**Exercise brief**: List each line of the data that holds the string "name", please.

[start Supplied information]

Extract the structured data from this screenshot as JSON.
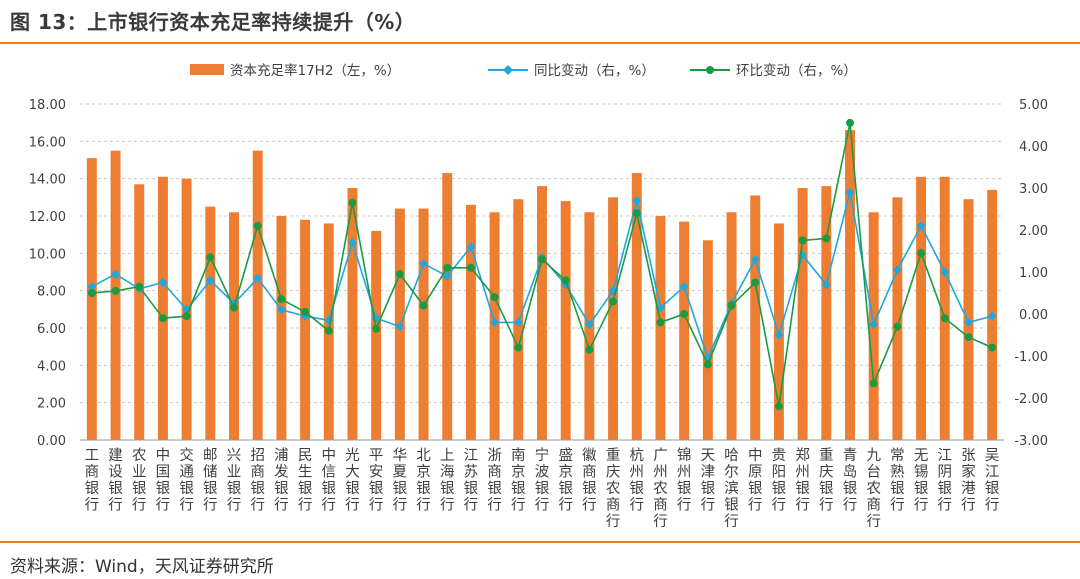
{
  "figure": {
    "title": "图 13：上市银行资本充足率持续提升（%）",
    "source": "资料来源：Wind，天风证券研究所",
    "accent_color": "#e67e22"
  },
  "chart_data": {
    "type": "bar",
    "categories": [
      "工商银行",
      "建设银行",
      "农业银行",
      "中国银行",
      "交通银行",
      "邮储银行",
      "兴业银行",
      "招商银行",
      "浦发银行",
      "民生银行",
      "中信银行",
      "光大银行",
      "平安银行",
      "华夏银行",
      "北京银行",
      "上海银行",
      "江苏银行",
      "浙商银行",
      "南京银行",
      "宁波银行",
      "盛京银行",
      "徽商银行",
      "重庆农商行",
      "杭州银行",
      "广州农商行",
      "锦州银行",
      "天津银行",
      "哈尔滨银行",
      "中原银行",
      "贵阳银行",
      "郑州银行",
      "重庆银行",
      "青岛银行",
      "九台农商行",
      "常熟银行",
      "无锡银行",
      "江阴银行",
      "张家港行",
      "吴江银行"
    ],
    "series": [
      {
        "name": "资本充足率17H2（左，%）",
        "type": "bar",
        "axis": "left",
        "color": "#ed7d31",
        "values": [
          15.1,
          15.5,
          13.7,
          14.1,
          14.0,
          12.5,
          12.2,
          15.5,
          12.0,
          11.8,
          11.6,
          13.5,
          11.2,
          12.4,
          12.4,
          14.3,
          12.6,
          12.2,
          12.9,
          13.6,
          12.8,
          12.2,
          13.0,
          14.3,
          12.0,
          11.7,
          10.7,
          12.2,
          13.1,
          11.6,
          13.5,
          13.6,
          16.6,
          12.2,
          13.0,
          14.1,
          14.1,
          12.9,
          13.4
        ]
      },
      {
        "name": "同比变动（右，%）",
        "type": "line",
        "axis": "right",
        "color": "#1ea7e1",
        "marker": "diamond",
        "values": [
          0.65,
          0.95,
          0.6,
          0.75,
          0.1,
          0.8,
          0.25,
          0.85,
          0.1,
          -0.05,
          -0.15,
          1.7,
          -0.1,
          -0.3,
          1.2,
          0.9,
          1.6,
          -0.2,
          -0.2,
          1.35,
          0.7,
          -0.25,
          0.55,
          2.7,
          0.15,
          0.65,
          -1.05,
          0.25,
          1.3,
          -0.5,
          1.4,
          0.7,
          2.9,
          -0.25,
          1.05,
          2.1,
          1.0,
          -0.2,
          -0.05
        ]
      },
      {
        "name": "环比变动（右，%）",
        "type": "line",
        "axis": "right",
        "color": "#1a9a43",
        "marker": "circle",
        "values": [
          0.5,
          0.55,
          0.65,
          -0.1,
          -0.05,
          1.35,
          0.15,
          2.1,
          0.35,
          0.05,
          -0.4,
          2.65,
          -0.35,
          0.95,
          0.2,
          1.1,
          1.1,
          0.4,
          -0.8,
          1.3,
          0.8,
          -0.85,
          0.3,
          2.4,
          -0.2,
          0.0,
          -1.2,
          0.2,
          0.75,
          -2.2,
          1.75,
          1.8,
          4.55,
          -1.65,
          -0.3,
          1.45,
          -0.1,
          -0.55,
          -0.8
        ]
      }
    ],
    "y_left": {
      "lim": [
        0,
        18
      ],
      "ticks": [
        "0.00",
        "2.00",
        "4.00",
        "6.00",
        "8.00",
        "10.00",
        "12.00",
        "14.00",
        "16.00",
        "18.00"
      ]
    },
    "y_right": {
      "lim": [
        -3,
        5
      ],
      "ticks": [
        "-3.00",
        "-2.00",
        "-1.00",
        "0.00",
        "1.00",
        "2.00",
        "3.00",
        "4.00",
        "5.00"
      ]
    },
    "grid": "horizontal dashed",
    "legend_position": "top-center"
  }
}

[end Supplied information]

**Answer below**:
        "name": "资本充足率17H2（左，%）",
        "name": "同比变动（右，%）",
        "name": "环比变动（右，%）",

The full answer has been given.